* Problem to solve *
Filter the data below for the string "this" and copy each matching line.

══ Extracted information

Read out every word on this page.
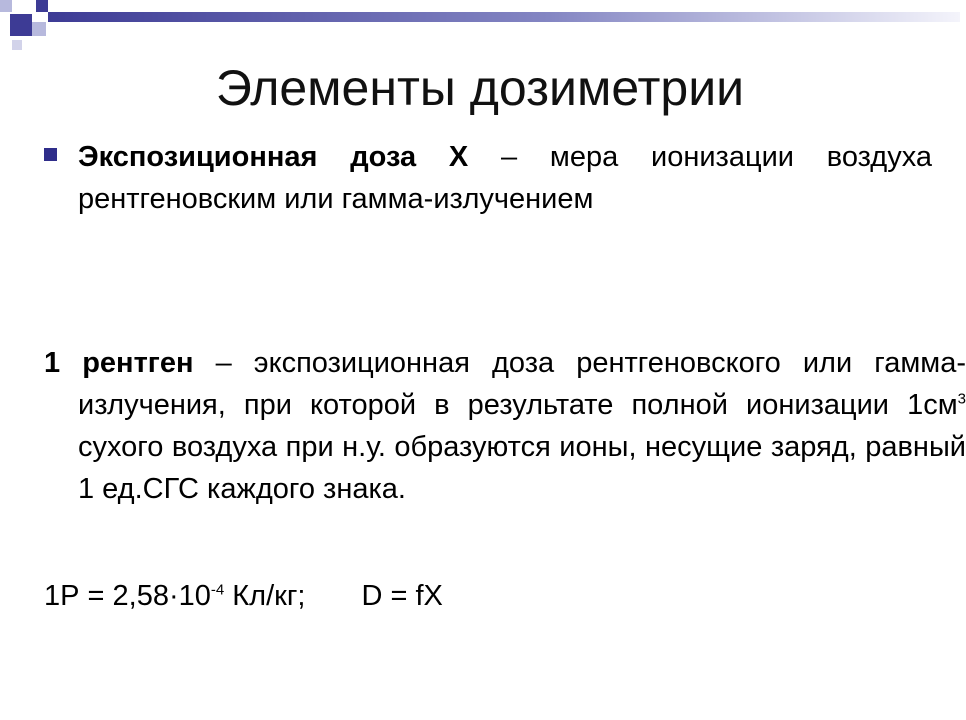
Элементы дозиметрии
Экспозиционная доза Х – мера ионизации воздуха рентгеновским или гамма-излучением
1 рентген – экспозиционная доза рентгеновского или гамма-излучения, при которой в результате полной ионизации $1см^3$ сухого воздуха при н.у. образуются ионы, несущие заряд, равный 1 ед.СГС каждого знака.
$1Р = 2,58\cdot 10^{-4}$ Кл/кг; D = fX
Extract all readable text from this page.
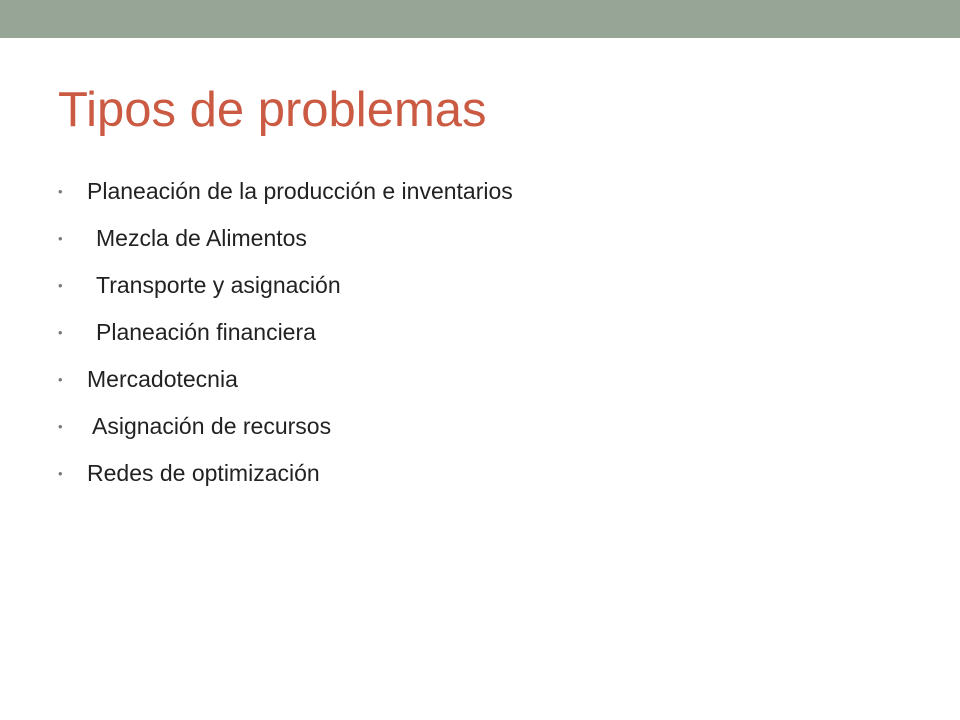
Tipos de problemas

•

Planeación de la producción e inventarios

•

Mezcla de Alimentos

•

Transporte y asignación

•

Planeación financiera

•

Mercadotecnia

•

Asignación de recursos

•

Redes de optimización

════

* Answer *
Read out every word on this page.
Extract all readable text from this page.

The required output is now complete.